## WHAT YOU HAVE TO DO
Keep the wording of each record exactly the same when you repeat it, and leave out pictures.

****************

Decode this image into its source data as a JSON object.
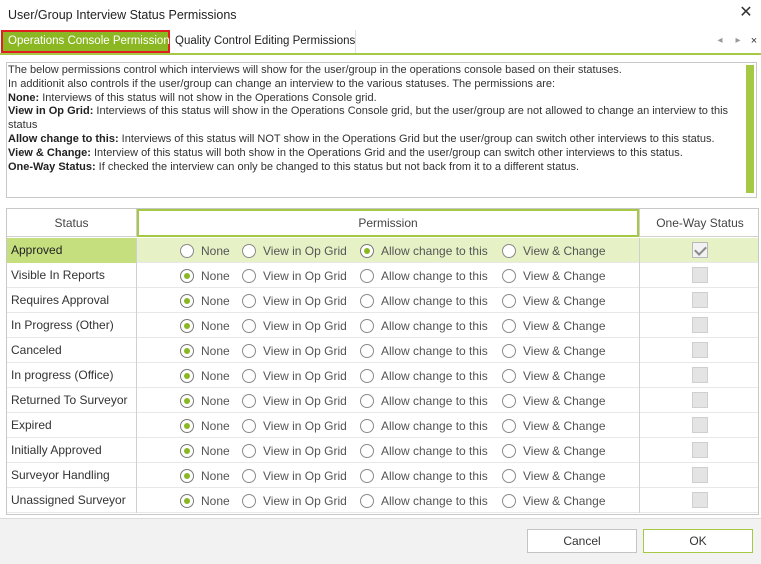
{
  "window": {
    "title": "User/Group Interview Status Permissions",
    "close_icon": "close-icon"
  },
  "tabs": [
    {
      "label": "Operations Console Permission",
      "active": true
    },
    {
      "label": "Quality Control Editing Permissions",
      "active": false
    }
  ],
  "tab_nav": {
    "prev": "◂",
    "next": "▸",
    "close": "×"
  },
  "info": {
    "line1": "The below permissions control which interviews will show for the user/group in the operations console based on their statuses.",
    "line2": "In additionit also controls if the user/group can change an interview to the various statuses. The permissions are:",
    "items": [
      {
        "term": "None:",
        "text": " Interviews of this status will not show in the Operations Console grid."
      },
      {
        "term": "View in Op Grid:",
        "text": " Interviews of this status will show in the Operations Console grid, but the user/group are not allowed to change an interview to this status"
      },
      {
        "term": "Allow change to this:",
        "text": " Interviews of this status will NOT show in the Operations Grid but the user/group can switch other interviews to this status."
      },
      {
        "term": "View & Change:",
        "text": " Interview of this status will both show in the Operations Grid and the user/group can switch other interviews to this status."
      },
      {
        "term": "One-Way Status:",
        "text": " If checked the interview can only be changed to this status but not back from it to a different status."
      }
    ]
  },
  "grid": {
    "headers": {
      "status": "Status",
      "permission": "Permission",
      "one_way": "One-Way Status"
    },
    "options": [
      "None",
      "View in Op Grid",
      "Allow change to this",
      "View & Change"
    ],
    "rows": [
      {
        "status": "Approved",
        "selected": 2,
        "one_way": true,
        "highlight": true
      },
      {
        "status": "Visible In Reports",
        "selected": 0,
        "one_way": false,
        "highlight": false
      },
      {
        "status": "Requires Approval",
        "selected": 0,
        "one_way": false,
        "highlight": false
      },
      {
        "status": "In Progress (Other)",
        "selected": 0,
        "one_way": false,
        "highlight": false
      },
      {
        "status": "Canceled",
        "selected": 0,
        "one_way": false,
        "highlight": false
      },
      {
        "status": "In progress (Office)",
        "selected": 0,
        "one_way": false,
        "highlight": false
      },
      {
        "status": "Returned To Surveyor",
        "selected": 0,
        "one_way": false,
        "highlight": false
      },
      {
        "status": "Expired",
        "selected": 0,
        "one_way": false,
        "highlight": false
      },
      {
        "status": "Initially Approved",
        "selected": 0,
        "one_way": false,
        "highlight": false
      },
      {
        "status": "Surveyor Handling",
        "selected": 0,
        "one_way": false,
        "highlight": false
      },
      {
        "status": "Unassigned Surveyor",
        "selected": 0,
        "one_way": false,
        "highlight": false
      }
    ]
  },
  "footer": {
    "cancel": "Cancel",
    "ok": "OK"
  },
  "colors": {
    "accent": "#8bb723",
    "accent_light": "#a6c945",
    "selected_row": "#e6f2c6",
    "active_tab_border": "#e02020"
  }
}
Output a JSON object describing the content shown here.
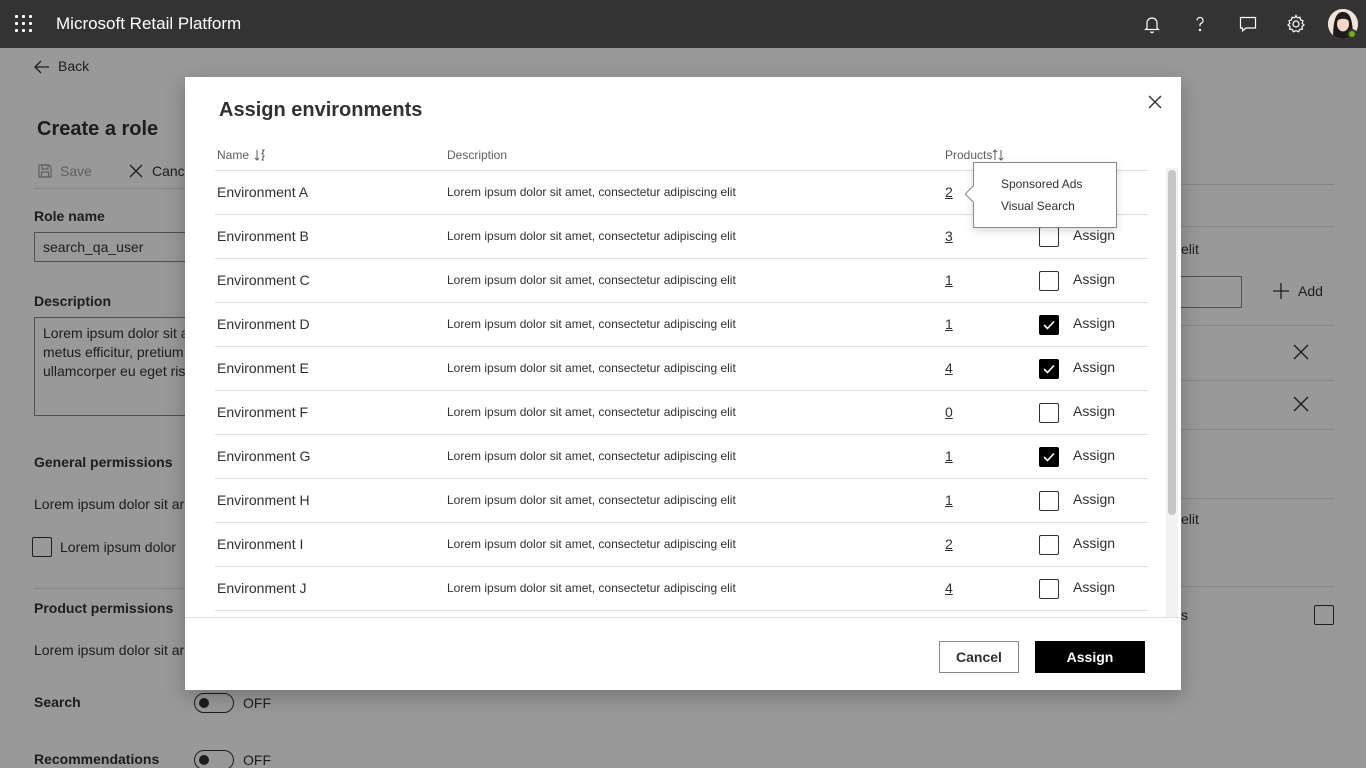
{
  "app": {
    "title": "Microsoft Retail Platform"
  },
  "topbar": {
    "icons": [
      "notification-bell-icon",
      "help-icon",
      "feedback-icon",
      "settings-gear-icon"
    ]
  },
  "page": {
    "back_label": "Back",
    "title": "Create a role",
    "toolbar": {
      "save_label": "Save",
      "cancel_label": "Cance"
    },
    "role_name": {
      "label": "Role name",
      "value": "search_qa_user"
    },
    "description": {
      "label": "Description",
      "lines": [
        "Lorem ipsum dolor sit a",
        "metus efficitur, pretium",
        "ullamcorper eu eget ris"
      ]
    },
    "general_permissions": {
      "heading": "General permissions",
      "text": "Lorem ipsum dolor sit ar",
      "checkbox_label": "Lorem ipsum dolor"
    },
    "product_permissions": {
      "heading": "Product permissions",
      "text": "Lorem ipsum dolor sit ar"
    },
    "toggles": [
      {
        "label": "Search",
        "state": "OFF"
      },
      {
        "label": "Recommendations",
        "state": "OFF"
      }
    ],
    "right_fragments": {
      "text1": "elit",
      "text2": "elit",
      "text3": "s",
      "add_label": "Add"
    }
  },
  "dialog": {
    "title": "Assign environments",
    "columns": {
      "name": "Name",
      "description": "Description",
      "products": "Products"
    },
    "rows": [
      {
        "name": "Environment A",
        "description": "Lorem ipsum dolor sit amet, consectetur adipiscing elit",
        "products": "2",
        "assigned": false,
        "assign_label": "Assign"
      },
      {
        "name": "Environment B",
        "description": "Lorem ipsum dolor sit amet, consectetur adipiscing elit",
        "products": "3",
        "assigned": false,
        "assign_label": "Assign"
      },
      {
        "name": "Environment C",
        "description": "Lorem ipsum dolor sit amet, consectetur adipiscing elit",
        "products": "1",
        "assigned": false,
        "assign_label": "Assign"
      },
      {
        "name": "Environment D",
        "description": "Lorem ipsum dolor sit amet, consectetur adipiscing elit",
        "products": "1",
        "assigned": true,
        "assign_label": "Assign"
      },
      {
        "name": "Environment E",
        "description": "Lorem ipsum dolor sit amet, consectetur adipiscing elit",
        "products": "4",
        "assigned": true,
        "assign_label": "Assign"
      },
      {
        "name": "Environment F",
        "description": "Lorem ipsum dolor sit amet, consectetur adipiscing elit",
        "products": "0",
        "assigned": false,
        "assign_label": "Assign"
      },
      {
        "name": "Environment G",
        "description": "Lorem ipsum dolor sit amet, consectetur adipiscing elit",
        "products": "1",
        "assigned": true,
        "assign_label": "Assign"
      },
      {
        "name": "Environment H",
        "description": "Lorem ipsum dolor sit amet, consectetur adipiscing elit",
        "products": "1",
        "assigned": false,
        "assign_label": "Assign"
      },
      {
        "name": "Environment I",
        "description": "Lorem ipsum dolor sit amet, consectetur adipiscing elit",
        "products": "2",
        "assigned": false,
        "assign_label": "Assign"
      },
      {
        "name": "Environment J",
        "description": "Lorem ipsum dolor sit amet, consectetur adipiscing elit",
        "products": "4",
        "assigned": false,
        "assign_label": "Assign"
      }
    ],
    "callout_items": [
      "Sponsored Ads",
      "Visual Search"
    ],
    "cancel_label": "Cancel",
    "assign_label": "Assign"
  }
}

****************

## SOLUTION FOR THIS PROBLEM
Decode this image into its source data as a JSON object.
{
  "window": {
    "title": "User/Group Interview Status Permissions",
    "close_icon": "close-icon"
  },
  "tabs": [
    {
      "label": "Operations Console Permission",
      "active": true
    },
    {
      "label": "Quality Control Editing Permissions",
      "active": false
    }
  ],
  "tab_nav": {
    "prev": "◂",
    "next": "▸",
    "close": "×"
  },
  "info": {
    "line1": "The below permissions control which interviews will show for the user/group in the operations console based on their statuses.",
    "line2": "In additionit also controls if the user/group can change an interview to the various statuses. The permissions are:",
    "items": [
      {
        "term": "None:",
        "text": " Interviews of this status will not show in the Operations Console grid."
      },
      {
        "term": "View in Op Grid:",
        "text": " Interviews of this status will show in the Operations Console grid, but the user/group are not allowed to change an interview to this status"
      },
      {
        "term": "Allow change to this:",
        "text": " Interviews of this status will NOT show in the Operations Grid but the user/group can switch other interviews to this status."
      },
      {
        "term": "View & Change:",
        "text": " Interview of this status will both show in the Operations Grid and the user/group can switch other interviews to this status."
      },
      {
        "term": "One-Way Status:",
        "text": " If checked the interview can only be changed to this status but not back from it to a different status."
      }
    ]
  },
  "grid": {
    "headers": {
      "status": "Status",
      "permission": "Permission",
      "one_way": "One-Way Status"
    },
    "options": [
      "None",
      "View in Op Grid",
      "Allow change to this",
      "View & Change"
    ],
    "rows": [
      {
        "status": "Approved",
        "selected": 2,
        "one_way": true,
        "highlight": true
      },
      {
        "status": "Visible In Reports",
        "selected": 0,
        "one_way": false,
        "highlight": false
      },
      {
        "status": "Requires Approval",
        "selected": 0,
        "one_way": false,
        "highlight": false
      },
      {
        "status": "In Progress (Other)",
        "selected": 0,
        "one_way": false,
        "highlight": false
      },
      {
        "status": "Canceled",
        "selected": 0,
        "one_way": false,
        "highlight": false
      },
      {
        "status": "In progress (Office)",
        "selected": 0,
        "one_way": false,
        "highlight": false
      },
      {
        "status": "Returned To Surveyor",
        "selected": 0,
        "one_way": false,
        "highlight": false
      },
      {
        "status": "Expired",
        "selected": 0,
        "one_way": false,
        "highlight": false
      },
      {
        "status": "Initially Approved",
        "selected": 0,
        "one_way": false,
        "highlight": false
      },
      {
        "status": "Surveyor Handling",
        "selected": 0,
        "one_way": false,
        "highlight": false
      },
      {
        "status": "Unassigned Surveyor",
        "selected": 0,
        "one_way": false,
        "highlight": false
      }
    ]
  },
  "footer": {
    "cancel": "Cancel",
    "ok": "OK"
  },
  "colors": {
    "accent": "#8bb723",
    "accent_light": "#a6c945",
    "selected_row": "#e6f2c6",
    "active_tab_border": "#e02020"
  }
}
Output a JSON object describing the content shown here.
{
  "app": {
    "title": "Microsoft Retail Platform"
  },
  "topbar": {
    "icons": [
      "notification-bell-icon",
      "help-icon",
      "feedback-icon",
      "settings-gear-icon"
    ]
  },
  "page": {
    "back_label": "Back",
    "title": "Create a role",
    "toolbar": {
      "save_label": "Save",
      "cancel_label": "Cance"
    },
    "role_name": {
      "label": "Role name",
      "value": "search_qa_user"
    },
    "description": {
      "label": "Description",
      "lines": [
        "Lorem ipsum dolor sit a",
        "metus efficitur, pretium",
        "ullamcorper eu eget ris"
      ]
    },
    "general_permissions": {
      "heading": "General permissions",
      "text": "Lorem ipsum dolor sit ar",
      "checkbox_label": "Lorem ipsum dolor"
    },
    "product_permissions": {
      "heading": "Product permissions",
      "text": "Lorem ipsum dolor sit ar"
    },
    "toggles": [
      {
        "label": "Search",
        "state": "OFF"
      },
      {
        "label": "Recommendations",
        "state": "OFF"
      }
    ],
    "right_fragments": {
      "text1": "elit",
      "text2": "elit",
      "text3": "s",
      "add_label": "Add"
    }
  },
  "dialog": {
    "title": "Assign environments",
    "columns": {
      "name": "Name",
      "description": "Description",
      "products": "Products"
    },
    "rows": [
      {
        "name": "Environment A",
        "description": "Lorem ipsum dolor sit amet, consectetur adipiscing elit",
        "products": "2",
        "assigned": false,
        "assign_label": "Assign"
      },
      {
        "name": "Environment B",
        "description": "Lorem ipsum dolor sit amet, consectetur adipiscing elit",
        "products": "3",
        "assigned": false,
        "assign_label": "Assign"
      },
      {
        "name": "Environment C",
        "description": "Lorem ipsum dolor sit amet, consectetur adipiscing elit",
        "products": "1",
        "assigned": false,
        "assign_label": "Assign"
      },
      {
        "name": "Environment D",
        "description": "Lorem ipsum dolor sit amet, consectetur adipiscing elit",
        "products": "1",
        "assigned": true,
        "assign_label": "Assign"
      },
      {
        "name": "Environment E",
        "description": "Lorem ipsum dolor sit amet, consectetur adipiscing elit",
        "products": "4",
        "assigned": true,
        "assign_label": "Assign"
      },
      {
        "name": "Environment F",
        "description": "Lorem ipsum dolor sit amet, consectetur adipiscing elit",
        "products": "0",
        "assigned": false,
        "assign_label": "Assign"
      },
      {
        "name": "Environment G",
        "description": "Lorem ipsum dolor sit amet, consectetur adipiscing elit",
        "products": "1",
        "assigned": true,
        "assign_label": "Assign"
      },
      {
        "name": "Environment H",
        "description": "Lorem ipsum dolor sit amet, consectetur adipiscing elit",
        "products": "1",
        "assigned": false,
        "assign_label": "Assign"
      },
      {
        "name": "Environment I",
        "description": "Lorem ipsum dolor sit amet, consectetur adipiscing elit",
        "products": "2",
        "assigned": false,
        "assign_label": "Assign"
      },
      {
        "name": "Environment J",
        "description": "Lorem ipsum dolor sit amet, consectetur adipiscing elit",
        "products": "4",
        "assigned": false,
        "assign_label": "Assign"
      }
    ],
    "callout_items": [
      "Sponsored Ads",
      "Visual Search"
    ],
    "cancel_label": "Cancel",
    "assign_label": "Assign"
  }
}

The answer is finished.